**Task directions:**
Report every line in the listing that contains the string "Call".

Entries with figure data
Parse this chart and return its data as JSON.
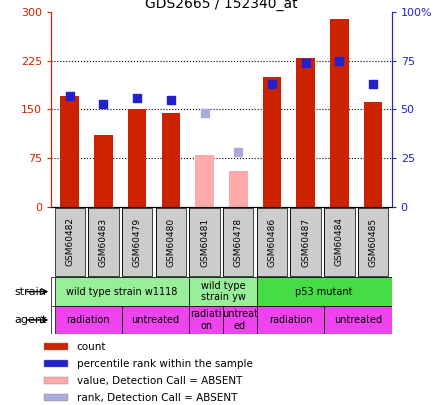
{
  "title": "GDS2665 / 152340_at",
  "samples": [
    "GSM60482",
    "GSM60483",
    "GSM60479",
    "GSM60480",
    "GSM60481",
    "GSM60478",
    "GSM60486",
    "GSM60487",
    "GSM60484",
    "GSM60485"
  ],
  "bar_values": [
    170,
    110,
    150,
    145,
    null,
    null,
    200,
    230,
    290,
    162
  ],
  "bar_absent_values": [
    null,
    null,
    null,
    null,
    80,
    55,
    null,
    null,
    null,
    null
  ],
  "rank_values": [
    57,
    53,
    56,
    55,
    null,
    null,
    63,
    74,
    75,
    63
  ],
  "rank_absent_values": [
    null,
    null,
    null,
    null,
    48,
    28,
    null,
    null,
    null,
    null
  ],
  "bar_color": "#cc2200",
  "bar_absent_color": "#ffaaaa",
  "rank_color": "#2222cc",
  "rank_absent_color": "#aaaadd",
  "ylim_left": [
    0,
    300
  ],
  "ylim_right": [
    0,
    100
  ],
  "yticks_left": [
    0,
    75,
    150,
    225,
    300
  ],
  "yticks_right": [
    0,
    25,
    50,
    75,
    100
  ],
  "ytick_labels_left": [
    "0",
    "75",
    "150",
    "225",
    "300"
  ],
  "ytick_labels_right": [
    "0",
    "25",
    "50",
    "75",
    "100%"
  ],
  "hlines": [
    75,
    150,
    225
  ],
  "strain_groups": [
    {
      "label": "wild type strain w1118",
      "start": 0,
      "end": 4,
      "color": "#99ee99"
    },
    {
      "label": "wild type\nstrain yw",
      "start": 4,
      "end": 6,
      "color": "#99ee99"
    },
    {
      "label": "p53 mutant",
      "start": 6,
      "end": 10,
      "color": "#44dd44"
    }
  ],
  "agent_groups": [
    {
      "label": "radiation",
      "start": 0,
      "end": 2,
      "color": "#ee44ee"
    },
    {
      "label": "untreated",
      "start": 2,
      "end": 4,
      "color": "#ee44ee"
    },
    {
      "label": "radiati\non",
      "start": 4,
      "end": 5,
      "color": "#ee44ee"
    },
    {
      "label": "untreat\ned",
      "start": 5,
      "end": 6,
      "color": "#ee44ee"
    },
    {
      "label": "radiation",
      "start": 6,
      "end": 8,
      "color": "#ee44ee"
    },
    {
      "label": "untreated",
      "start": 8,
      "end": 10,
      "color": "#ee44ee"
    }
  ],
  "legend_items": [
    {
      "label": "count",
      "color": "#cc2200"
    },
    {
      "label": "percentile rank within the sample",
      "color": "#2222cc"
    },
    {
      "label": "value, Detection Call = ABSENT",
      "color": "#ffaaaa"
    },
    {
      "label": "rank, Detection Call = ABSENT",
      "color": "#aaaadd"
    }
  ],
  "bar_width": 0.55,
  "fig_width": 4.45,
  "fig_height": 4.05,
  "sample_box_color": "#cccccc",
  "xlim": [
    -0.55,
    9.55
  ]
}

**Output of the exercise:**
      "label": "value, Detection Call = ABSENT",
      "label": "rank, Detection Call = ABSENT",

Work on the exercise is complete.